* _EXERCISE_
Copy all of the material below exactly.

+ + + + + + +

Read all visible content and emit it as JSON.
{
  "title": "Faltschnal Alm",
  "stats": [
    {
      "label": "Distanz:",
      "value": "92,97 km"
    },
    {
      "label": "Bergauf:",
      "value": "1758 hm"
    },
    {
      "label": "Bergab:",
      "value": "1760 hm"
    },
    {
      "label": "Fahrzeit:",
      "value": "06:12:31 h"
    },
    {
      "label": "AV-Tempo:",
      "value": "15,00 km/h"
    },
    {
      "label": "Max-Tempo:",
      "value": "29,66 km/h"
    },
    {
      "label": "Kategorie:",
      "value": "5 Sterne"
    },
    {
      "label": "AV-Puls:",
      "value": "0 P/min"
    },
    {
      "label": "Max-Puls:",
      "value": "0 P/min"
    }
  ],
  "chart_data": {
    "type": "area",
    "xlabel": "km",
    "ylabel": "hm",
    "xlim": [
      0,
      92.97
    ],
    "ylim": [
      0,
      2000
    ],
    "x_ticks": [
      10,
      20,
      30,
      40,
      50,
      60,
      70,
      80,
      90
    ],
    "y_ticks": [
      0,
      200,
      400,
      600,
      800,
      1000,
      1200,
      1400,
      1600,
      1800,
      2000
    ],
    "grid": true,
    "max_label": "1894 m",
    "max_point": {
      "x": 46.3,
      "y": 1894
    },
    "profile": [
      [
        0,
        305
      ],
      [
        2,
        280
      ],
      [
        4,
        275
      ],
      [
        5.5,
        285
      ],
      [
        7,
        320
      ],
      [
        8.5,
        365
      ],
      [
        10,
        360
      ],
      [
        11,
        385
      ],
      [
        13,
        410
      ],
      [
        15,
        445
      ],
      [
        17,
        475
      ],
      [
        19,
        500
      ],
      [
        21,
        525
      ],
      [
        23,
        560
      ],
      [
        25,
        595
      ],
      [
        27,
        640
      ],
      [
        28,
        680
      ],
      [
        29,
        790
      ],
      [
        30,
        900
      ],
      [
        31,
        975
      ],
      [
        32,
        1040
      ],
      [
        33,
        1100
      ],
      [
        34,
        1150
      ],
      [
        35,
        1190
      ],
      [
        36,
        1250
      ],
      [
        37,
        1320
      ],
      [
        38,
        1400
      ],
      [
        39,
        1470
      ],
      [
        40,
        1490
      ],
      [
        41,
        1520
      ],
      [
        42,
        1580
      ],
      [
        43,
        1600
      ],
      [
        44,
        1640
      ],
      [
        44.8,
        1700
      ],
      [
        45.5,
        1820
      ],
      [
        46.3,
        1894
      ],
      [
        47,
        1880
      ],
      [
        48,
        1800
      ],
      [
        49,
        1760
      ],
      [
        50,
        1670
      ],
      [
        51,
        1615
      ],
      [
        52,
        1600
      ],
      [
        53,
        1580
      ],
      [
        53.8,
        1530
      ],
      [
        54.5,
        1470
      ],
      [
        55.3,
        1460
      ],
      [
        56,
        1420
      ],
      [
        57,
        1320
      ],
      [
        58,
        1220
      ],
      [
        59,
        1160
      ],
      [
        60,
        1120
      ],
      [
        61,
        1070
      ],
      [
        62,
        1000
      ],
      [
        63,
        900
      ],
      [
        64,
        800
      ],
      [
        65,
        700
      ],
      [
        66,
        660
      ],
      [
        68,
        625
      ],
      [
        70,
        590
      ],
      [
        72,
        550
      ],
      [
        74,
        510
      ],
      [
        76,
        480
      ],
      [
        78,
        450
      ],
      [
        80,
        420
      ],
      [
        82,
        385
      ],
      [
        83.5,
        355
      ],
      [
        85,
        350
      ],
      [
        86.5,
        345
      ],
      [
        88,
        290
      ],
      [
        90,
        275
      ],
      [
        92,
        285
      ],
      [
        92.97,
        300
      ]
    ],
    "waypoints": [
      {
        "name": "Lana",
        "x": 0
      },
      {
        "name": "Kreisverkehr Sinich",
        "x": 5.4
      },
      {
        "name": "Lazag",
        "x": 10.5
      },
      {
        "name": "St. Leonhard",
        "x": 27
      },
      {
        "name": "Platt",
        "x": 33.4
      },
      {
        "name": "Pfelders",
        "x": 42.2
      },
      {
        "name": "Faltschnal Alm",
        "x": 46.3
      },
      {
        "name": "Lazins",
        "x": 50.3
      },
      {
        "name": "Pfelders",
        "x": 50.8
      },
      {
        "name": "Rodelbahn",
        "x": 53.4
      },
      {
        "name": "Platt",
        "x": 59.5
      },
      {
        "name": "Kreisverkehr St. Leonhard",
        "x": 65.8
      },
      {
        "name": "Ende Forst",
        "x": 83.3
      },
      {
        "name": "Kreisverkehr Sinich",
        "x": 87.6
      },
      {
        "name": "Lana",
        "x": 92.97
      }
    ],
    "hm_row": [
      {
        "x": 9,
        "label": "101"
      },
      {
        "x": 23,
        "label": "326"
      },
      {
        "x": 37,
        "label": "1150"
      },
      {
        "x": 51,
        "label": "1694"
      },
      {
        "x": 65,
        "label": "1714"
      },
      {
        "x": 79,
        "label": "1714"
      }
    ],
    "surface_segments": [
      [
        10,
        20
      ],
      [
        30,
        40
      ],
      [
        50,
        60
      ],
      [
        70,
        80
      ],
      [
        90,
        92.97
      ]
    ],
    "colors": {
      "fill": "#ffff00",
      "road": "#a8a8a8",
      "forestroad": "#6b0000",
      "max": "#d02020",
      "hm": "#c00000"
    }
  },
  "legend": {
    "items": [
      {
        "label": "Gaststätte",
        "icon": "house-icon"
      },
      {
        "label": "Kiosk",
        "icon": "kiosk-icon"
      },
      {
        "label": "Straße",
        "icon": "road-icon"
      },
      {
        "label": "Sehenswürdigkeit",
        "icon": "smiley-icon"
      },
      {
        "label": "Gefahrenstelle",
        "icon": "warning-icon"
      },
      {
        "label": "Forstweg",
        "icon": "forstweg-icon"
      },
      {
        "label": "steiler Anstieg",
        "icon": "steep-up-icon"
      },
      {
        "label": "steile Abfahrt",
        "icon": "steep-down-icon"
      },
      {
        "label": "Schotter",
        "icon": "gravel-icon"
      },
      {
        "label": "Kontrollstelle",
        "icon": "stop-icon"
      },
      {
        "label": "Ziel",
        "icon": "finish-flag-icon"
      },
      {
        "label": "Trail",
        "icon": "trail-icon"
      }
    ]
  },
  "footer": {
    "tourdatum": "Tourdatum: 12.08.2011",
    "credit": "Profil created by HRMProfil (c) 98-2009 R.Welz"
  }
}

+ + + + + + +

* _REPLY_
Read all visible content and emit it as JSON.
{
  "title": "Faltschnal Alm",
  "stats": [
    {
      "label": "Distanz:",
      "value": "92,97 km"
    },
    {
      "label": "Bergauf:",
      "value": "1758 hm"
    },
    {
      "label": "Bergab:",
      "value": "1760 hm"
    },
    {
      "label": "Fahrzeit:",
      "value": "06:12:31 h"
    },
    {
      "label": "AV-Tempo:",
      "value": "15,00 km/h"
    },
    {
      "label": "Max-Tempo:",
      "value": "29,66 km/h"
    },
    {
      "label": "Kategorie:",
      "value": "5 Sterne"
    },
    {
      "label": "AV-Puls:",
      "value": "0 P/min"
    },
    {
      "label": "Max-Puls:",
      "value": "0 P/min"
    }
  ],
  "chart_data": {
    "type": "area",
    "xlabel": "km",
    "ylabel": "hm",
    "xlim": [
      0,
      92.97
    ],
    "ylim": [
      0,
      2000
    ],
    "x_ticks": [
      10,
      20,
      30,
      40,
      50,
      60,
      70,
      80,
      90
    ],
    "y_ticks": [
      0,
      200,
      400,
      600,
      800,
      1000,
      1200,
      1400,
      1600,
      1800,
      2000
    ],
    "grid": true,
    "max_label": "1894 m",
    "max_point": {
      "x": 46.3,
      "y": 1894
    },
    "profile": [
      [
        0,
        305
      ],
      [
        2,
        280
      ],
      [
        4,
        275
      ],
      [
        5.5,
        285
      ],
      [
        7,
        320
      ],
      [
        8.5,
        365
      ],
      [
        10,
        360
      ],
      [
        11,
        385
      ],
      [
        13,
        410
      ],
      [
        15,
        445
      ],
      [
        17,
        475
      ],
      [
        19,
        500
      ],
      [
        21,
        525
      ],
      [
        23,
        560
      ],
      [
        25,
        595
      ],
      [
        27,
        640
      ],
      [
        28,
        680
      ],
      [
        29,
        790
      ],
      [
        30,
        900
      ],
      [
        31,
        975
      ],
      [
        32,
        1040
      ],
      [
        33,
        1100
      ],
      [
        34,
        1150
      ],
      [
        35,
        1190
      ],
      [
        36,
        1250
      ],
      [
        37,
        1320
      ],
      [
        38,
        1400
      ],
      [
        39,
        1470
      ],
      [
        40,
        1490
      ],
      [
        41,
        1520
      ],
      [
        42,
        1580
      ],
      [
        43,
        1600
      ],
      [
        44,
        1640
      ],
      [
        44.8,
        1700
      ],
      [
        45.5,
        1820
      ],
      [
        46.3,
        1894
      ],
      [
        47,
        1880
      ],
      [
        48,
        1800
      ],
      [
        49,
        1760
      ],
      [
        50,
        1670
      ],
      [
        51,
        1615
      ],
      [
        52,
        1600
      ],
      [
        53,
        1580
      ],
      [
        53.8,
        1530
      ],
      [
        54.5,
        1470
      ],
      [
        55.3,
        1460
      ],
      [
        56,
        1420
      ],
      [
        57,
        1320
      ],
      [
        58,
        1220
      ],
      [
        59,
        1160
      ],
      [
        60,
        1120
      ],
      [
        61,
        1070
      ],
      [
        62,
        1000
      ],
      [
        63,
        900
      ],
      [
        64,
        800
      ],
      [
        65,
        700
      ],
      [
        66,
        660
      ],
      [
        68,
        625
      ],
      [
        70,
        590
      ],
      [
        72,
        550
      ],
      [
        74,
        510
      ],
      [
        76,
        480
      ],
      [
        78,
        450
      ],
      [
        80,
        420
      ],
      [
        82,
        385
      ],
      [
        83.5,
        355
      ],
      [
        85,
        350
      ],
      [
        86.5,
        345
      ],
      [
        88,
        290
      ],
      [
        90,
        275
      ],
      [
        92,
        285
      ],
      [
        92.97,
        300
      ]
    ],
    "waypoints": [
      {
        "name": "Lana",
        "x": 0
      },
      {
        "name": "Kreisverkehr Sinich",
        "x": 5.4
      },
      {
        "name": "Lazag",
        "x": 10.5
      },
      {
        "name": "St. Leonhard",
        "x": 27
      },
      {
        "name": "Platt",
        "x": 33.4
      },
      {
        "name": "Pfelders",
        "x": 42.2
      },
      {
        "name": "Faltschnal Alm",
        "x": 46.3
      },
      {
        "name": "Lazins",
        "x": 50.3
      },
      {
        "name": "Pfelders",
        "x": 50.8
      },
      {
        "name": "Rodelbahn",
        "x": 53.4
      },
      {
        "name": "Platt",
        "x": 59.5
      },
      {
        "name": "Kreisverkehr St. Leonhard",
        "x": 65.8
      },
      {
        "name": "Ende Forst",
        "x": 83.3
      },
      {
        "name": "Kreisverkehr Sinich",
        "x": 87.6
      },
      {
        "name": "Lana",
        "x": 92.97
      }
    ],
    "hm_row": [
      {
        "x": 9,
        "label": "101"
      },
      {
        "x": 23,
        "label": "326"
      },
      {
        "x": 37,
        "label": "1150"
      },
      {
        "x": 51,
        "label": "1694"
      },
      {
        "x": 65,
        "label": "1714"
      },
      {
        "x": 79,
        "label": "1714"
      }
    ],
    "surface_segments": [
      [
        10,
        20
      ],
      [
        30,
        40
      ],
      [
        50,
        60
      ],
      [
        70,
        80
      ],
      [
        90,
        92.97
      ]
    ],
    "colors": {
      "fill": "#ffff00",
      "road": "#a8a8a8",
      "forestroad": "#6b0000",
      "max": "#d02020",
      "hm": "#c00000"
    }
  },
  "legend": {
    "items": [
      {
        "label": "Gaststätte",
        "icon": "house-icon"
      },
      {
        "label": "Kiosk",
        "icon": "kiosk-icon"
      },
      {
        "label": "Straße",
        "icon": "road-icon"
      },
      {
        "label": "Sehenswürdigkeit",
        "icon": "smiley-icon"
      },
      {
        "label": "Gefahrenstelle",
        "icon": "warning-icon"
      },
      {
        "label": "Forstweg",
        "icon": "forstweg-icon"
      },
      {
        "label": "steiler Anstieg",
        "icon": "steep-up-icon"
      },
      {
        "label": "steile Abfahrt",
        "icon": "steep-down-icon"
      },
      {
        "label": "Schotter",
        "icon": "gravel-icon"
      },
      {
        "label": "Kontrollstelle",
        "icon": "stop-icon"
      },
      {
        "label": "Ziel",
        "icon": "finish-flag-icon"
      },
      {
        "label": "Trail",
        "icon": "trail-icon"
      }
    ]
  },
  "footer": {
    "tourdatum": "Tourdatum: 12.08.2011",
    "credit": "Profil created by HRMProfil (c) 98-2009 R.Welz"
  }
}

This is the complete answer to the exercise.